* Start *
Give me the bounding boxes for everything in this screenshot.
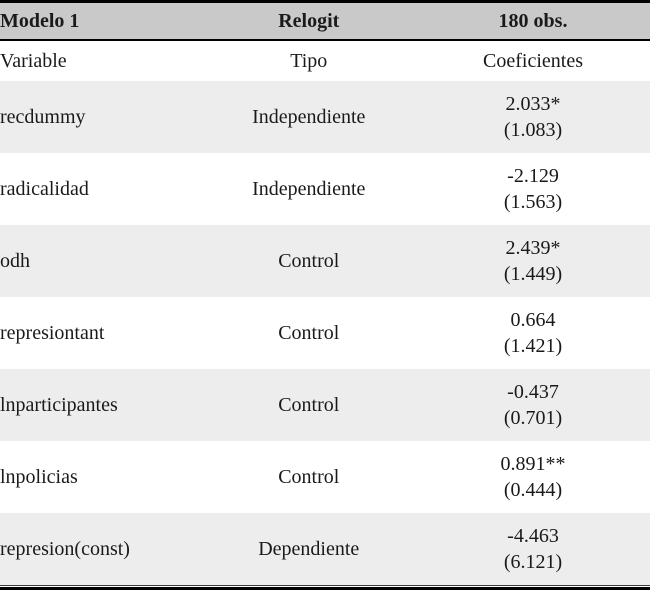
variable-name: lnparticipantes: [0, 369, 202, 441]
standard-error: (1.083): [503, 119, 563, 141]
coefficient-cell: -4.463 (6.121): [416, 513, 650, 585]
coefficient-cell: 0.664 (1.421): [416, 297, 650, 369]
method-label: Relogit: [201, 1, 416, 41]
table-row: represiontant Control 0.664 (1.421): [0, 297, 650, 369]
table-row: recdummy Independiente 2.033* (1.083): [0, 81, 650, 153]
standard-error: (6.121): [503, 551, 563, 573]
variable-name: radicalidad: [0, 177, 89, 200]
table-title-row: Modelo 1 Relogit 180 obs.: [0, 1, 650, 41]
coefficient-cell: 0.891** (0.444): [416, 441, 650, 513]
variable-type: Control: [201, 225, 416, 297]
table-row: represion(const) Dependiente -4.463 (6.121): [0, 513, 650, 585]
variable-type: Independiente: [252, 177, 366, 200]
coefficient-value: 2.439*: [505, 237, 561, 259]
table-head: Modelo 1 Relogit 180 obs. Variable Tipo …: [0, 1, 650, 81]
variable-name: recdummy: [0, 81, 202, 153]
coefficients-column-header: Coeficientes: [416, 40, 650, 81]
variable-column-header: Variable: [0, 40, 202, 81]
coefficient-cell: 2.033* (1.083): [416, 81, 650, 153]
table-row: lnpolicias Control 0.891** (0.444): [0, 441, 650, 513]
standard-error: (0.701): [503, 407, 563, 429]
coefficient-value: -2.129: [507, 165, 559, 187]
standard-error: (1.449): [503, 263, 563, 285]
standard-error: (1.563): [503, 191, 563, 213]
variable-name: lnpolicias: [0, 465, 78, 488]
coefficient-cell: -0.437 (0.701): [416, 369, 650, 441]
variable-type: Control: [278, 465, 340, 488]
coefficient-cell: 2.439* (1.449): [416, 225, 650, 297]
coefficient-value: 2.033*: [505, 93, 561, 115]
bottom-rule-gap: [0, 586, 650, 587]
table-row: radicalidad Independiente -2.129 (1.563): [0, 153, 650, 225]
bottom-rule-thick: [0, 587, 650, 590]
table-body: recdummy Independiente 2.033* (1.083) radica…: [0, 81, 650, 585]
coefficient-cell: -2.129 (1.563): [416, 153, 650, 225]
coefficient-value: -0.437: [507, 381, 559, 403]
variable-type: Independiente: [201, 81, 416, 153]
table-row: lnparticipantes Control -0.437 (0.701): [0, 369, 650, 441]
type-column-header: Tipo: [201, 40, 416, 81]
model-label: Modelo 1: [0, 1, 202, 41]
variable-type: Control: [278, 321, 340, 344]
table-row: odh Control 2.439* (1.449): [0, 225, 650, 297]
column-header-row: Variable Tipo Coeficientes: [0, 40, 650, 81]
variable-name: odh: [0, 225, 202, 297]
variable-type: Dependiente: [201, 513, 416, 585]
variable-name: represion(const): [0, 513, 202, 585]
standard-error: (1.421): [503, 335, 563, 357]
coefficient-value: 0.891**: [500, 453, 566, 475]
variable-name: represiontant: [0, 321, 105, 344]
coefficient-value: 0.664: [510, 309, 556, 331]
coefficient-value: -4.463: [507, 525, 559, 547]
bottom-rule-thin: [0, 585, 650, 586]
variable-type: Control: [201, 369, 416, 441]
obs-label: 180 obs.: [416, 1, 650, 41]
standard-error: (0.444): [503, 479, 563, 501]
* End *
* Start *
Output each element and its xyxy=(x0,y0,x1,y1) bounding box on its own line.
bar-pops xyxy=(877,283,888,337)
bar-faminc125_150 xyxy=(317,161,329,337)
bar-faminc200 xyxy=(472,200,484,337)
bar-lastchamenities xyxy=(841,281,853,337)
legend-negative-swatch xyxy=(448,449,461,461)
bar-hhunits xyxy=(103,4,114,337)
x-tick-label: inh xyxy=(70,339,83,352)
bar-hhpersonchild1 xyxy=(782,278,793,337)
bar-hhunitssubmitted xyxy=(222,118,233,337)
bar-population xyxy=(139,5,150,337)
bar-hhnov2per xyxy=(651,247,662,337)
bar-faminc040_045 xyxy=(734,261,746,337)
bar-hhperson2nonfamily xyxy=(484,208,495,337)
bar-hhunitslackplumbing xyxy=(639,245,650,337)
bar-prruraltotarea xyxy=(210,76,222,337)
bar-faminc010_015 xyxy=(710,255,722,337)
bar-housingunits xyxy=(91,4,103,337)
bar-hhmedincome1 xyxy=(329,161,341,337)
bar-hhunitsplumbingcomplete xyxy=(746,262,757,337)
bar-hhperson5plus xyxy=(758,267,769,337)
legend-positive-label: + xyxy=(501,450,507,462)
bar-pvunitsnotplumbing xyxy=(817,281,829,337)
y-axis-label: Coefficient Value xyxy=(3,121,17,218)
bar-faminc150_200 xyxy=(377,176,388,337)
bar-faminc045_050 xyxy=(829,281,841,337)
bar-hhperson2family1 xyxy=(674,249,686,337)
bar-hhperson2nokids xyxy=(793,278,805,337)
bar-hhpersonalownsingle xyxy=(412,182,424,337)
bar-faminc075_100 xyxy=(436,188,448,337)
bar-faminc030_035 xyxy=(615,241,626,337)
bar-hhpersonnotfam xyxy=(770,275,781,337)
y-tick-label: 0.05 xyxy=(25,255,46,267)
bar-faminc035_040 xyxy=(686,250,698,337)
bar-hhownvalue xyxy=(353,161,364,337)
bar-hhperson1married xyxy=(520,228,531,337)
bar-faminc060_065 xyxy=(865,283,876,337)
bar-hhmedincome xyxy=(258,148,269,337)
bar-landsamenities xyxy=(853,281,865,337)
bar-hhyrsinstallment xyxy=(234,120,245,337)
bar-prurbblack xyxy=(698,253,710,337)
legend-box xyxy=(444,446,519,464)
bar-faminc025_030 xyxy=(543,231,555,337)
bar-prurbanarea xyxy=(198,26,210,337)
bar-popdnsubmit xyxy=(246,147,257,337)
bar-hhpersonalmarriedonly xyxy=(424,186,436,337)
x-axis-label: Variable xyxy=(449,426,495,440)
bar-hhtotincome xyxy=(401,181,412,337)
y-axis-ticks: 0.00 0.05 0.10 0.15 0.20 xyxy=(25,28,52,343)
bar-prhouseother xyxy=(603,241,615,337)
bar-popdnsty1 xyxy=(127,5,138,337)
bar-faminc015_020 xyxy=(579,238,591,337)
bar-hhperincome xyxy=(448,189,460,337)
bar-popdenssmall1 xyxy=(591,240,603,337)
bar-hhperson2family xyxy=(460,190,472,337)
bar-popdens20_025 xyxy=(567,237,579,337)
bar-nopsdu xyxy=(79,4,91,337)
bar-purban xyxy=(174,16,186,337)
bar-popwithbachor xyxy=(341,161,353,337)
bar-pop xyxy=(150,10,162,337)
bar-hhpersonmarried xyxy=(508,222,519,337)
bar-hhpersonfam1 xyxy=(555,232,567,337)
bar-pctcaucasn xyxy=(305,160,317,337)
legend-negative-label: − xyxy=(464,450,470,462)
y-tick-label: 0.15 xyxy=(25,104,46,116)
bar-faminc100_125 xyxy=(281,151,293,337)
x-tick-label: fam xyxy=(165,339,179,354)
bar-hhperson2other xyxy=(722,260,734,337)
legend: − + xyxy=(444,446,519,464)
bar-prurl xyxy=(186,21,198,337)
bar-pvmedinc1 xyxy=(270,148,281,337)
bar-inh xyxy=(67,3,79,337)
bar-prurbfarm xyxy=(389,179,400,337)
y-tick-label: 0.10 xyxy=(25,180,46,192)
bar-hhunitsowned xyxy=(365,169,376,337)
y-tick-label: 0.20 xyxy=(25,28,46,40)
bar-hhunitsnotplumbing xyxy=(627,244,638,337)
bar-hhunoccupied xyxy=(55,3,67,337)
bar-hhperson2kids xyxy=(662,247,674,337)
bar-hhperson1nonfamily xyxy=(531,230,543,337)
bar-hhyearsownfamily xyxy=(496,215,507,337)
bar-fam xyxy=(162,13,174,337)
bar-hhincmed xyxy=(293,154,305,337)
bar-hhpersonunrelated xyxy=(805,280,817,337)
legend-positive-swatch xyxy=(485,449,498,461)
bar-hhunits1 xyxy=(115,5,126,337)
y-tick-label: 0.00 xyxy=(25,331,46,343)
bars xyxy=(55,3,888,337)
* End *
Pull out every line in the items above that contains the string "represiontant", and copy each one in full.

table-row: represiontant Control 0.664 (1.421): [0, 297, 650, 369]
variable-name: represiontant: [0, 321, 105, 344]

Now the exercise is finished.